(Saved entries)
* start *
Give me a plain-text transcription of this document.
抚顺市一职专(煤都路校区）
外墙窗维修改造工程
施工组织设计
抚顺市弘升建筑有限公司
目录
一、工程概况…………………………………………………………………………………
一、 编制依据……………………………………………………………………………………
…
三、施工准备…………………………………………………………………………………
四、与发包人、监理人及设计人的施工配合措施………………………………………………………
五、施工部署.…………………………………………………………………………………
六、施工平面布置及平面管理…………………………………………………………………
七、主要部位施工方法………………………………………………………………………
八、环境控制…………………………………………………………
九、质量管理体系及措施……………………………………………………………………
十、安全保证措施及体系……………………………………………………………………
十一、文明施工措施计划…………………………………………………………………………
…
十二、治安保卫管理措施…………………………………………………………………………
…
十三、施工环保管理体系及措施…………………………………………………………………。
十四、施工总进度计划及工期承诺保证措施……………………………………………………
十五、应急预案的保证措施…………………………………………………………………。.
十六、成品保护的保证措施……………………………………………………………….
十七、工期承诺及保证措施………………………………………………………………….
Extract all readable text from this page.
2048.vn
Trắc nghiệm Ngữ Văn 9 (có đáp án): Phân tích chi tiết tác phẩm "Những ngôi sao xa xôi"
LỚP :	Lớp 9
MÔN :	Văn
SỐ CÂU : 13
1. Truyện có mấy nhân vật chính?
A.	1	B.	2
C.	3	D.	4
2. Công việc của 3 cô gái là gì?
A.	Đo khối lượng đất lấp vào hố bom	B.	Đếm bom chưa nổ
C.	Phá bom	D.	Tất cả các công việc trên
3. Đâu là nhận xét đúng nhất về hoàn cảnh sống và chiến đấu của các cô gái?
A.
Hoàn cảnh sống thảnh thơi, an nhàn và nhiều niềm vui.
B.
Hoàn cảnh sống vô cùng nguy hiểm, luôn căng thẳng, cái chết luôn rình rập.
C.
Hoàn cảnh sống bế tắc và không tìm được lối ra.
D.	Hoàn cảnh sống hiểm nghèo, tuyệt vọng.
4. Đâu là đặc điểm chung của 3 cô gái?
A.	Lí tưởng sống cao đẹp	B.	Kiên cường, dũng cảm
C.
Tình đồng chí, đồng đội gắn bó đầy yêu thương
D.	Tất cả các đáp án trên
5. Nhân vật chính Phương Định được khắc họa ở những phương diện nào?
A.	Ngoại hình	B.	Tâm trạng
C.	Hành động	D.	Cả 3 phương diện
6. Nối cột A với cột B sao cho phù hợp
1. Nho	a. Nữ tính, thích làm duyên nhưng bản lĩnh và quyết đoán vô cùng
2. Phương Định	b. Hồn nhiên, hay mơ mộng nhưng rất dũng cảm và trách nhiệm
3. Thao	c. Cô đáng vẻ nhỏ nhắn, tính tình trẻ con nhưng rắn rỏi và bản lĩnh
* end *
_Exercise instructions:_ Return, unchanged, each line from the line containing "Extract all readable text from this page." through the last line of the material.

_Problem solution:_
Extract all readable text from this page.
2048.vn
Trắc nghiệm Ngữ Văn 9 (có đáp án): Phân tích chi tiết tác phẩm "Những ngôi sao xa xôi"
LỚP :	Lớp 9
MÔN :	Văn
SỐ CÂU : 13
1. Truyện có mấy nhân vật chính?
A.	1	B.	2
C.	3	D.	4
2. Công việc của 3 cô gái là gì?
A.	Đo khối lượng đất lấp vào hố bom	B.	Đếm bom chưa nổ
C.	Phá bom	D.	Tất cả các công việc trên
3. Đâu là nhận xét đúng nhất về hoàn cảnh sống và chiến đấu của các cô gái?
A.
Hoàn cảnh sống thảnh thơi, an nhàn và nhiều niềm vui.
B.
Hoàn cảnh sống vô cùng nguy hiểm, luôn căng thẳng, cái chết luôn rình rập.
C.
Hoàn cảnh sống bế tắc và không tìm được lối ra.
D.	Hoàn cảnh sống hiểm nghèo, tuyệt vọng.
4. Đâu là đặc điểm chung của 3 cô gái?
A.	Lí tưởng sống cao đẹp	B.	Kiên cường, dũng cảm
C.
Tình đồng chí, đồng đội gắn bó đầy yêu thương
D.	Tất cả các đáp án trên
5. Nhân vật chính Phương Định được khắc họa ở những phương diện nào?
A.	Ngoại hình	B.	Tâm trạng
C.	Hành động	D.	Cả 3 phương diện
6. Nối cột A với cột B sao cho phù hợp
1. Nho	a. Nữ tính, thích làm duyên nhưng bản lĩnh và quyết đoán vô cùng
2. Phương Định	b. Hồn nhiên, hay mơ mộng nhưng rất dũng cảm và trách nhiệm
3. Thao	c. Cô đáng vẻ nhỏ nhắn, tính tình trẻ con nhưng rắn rỏi và bản lĩnh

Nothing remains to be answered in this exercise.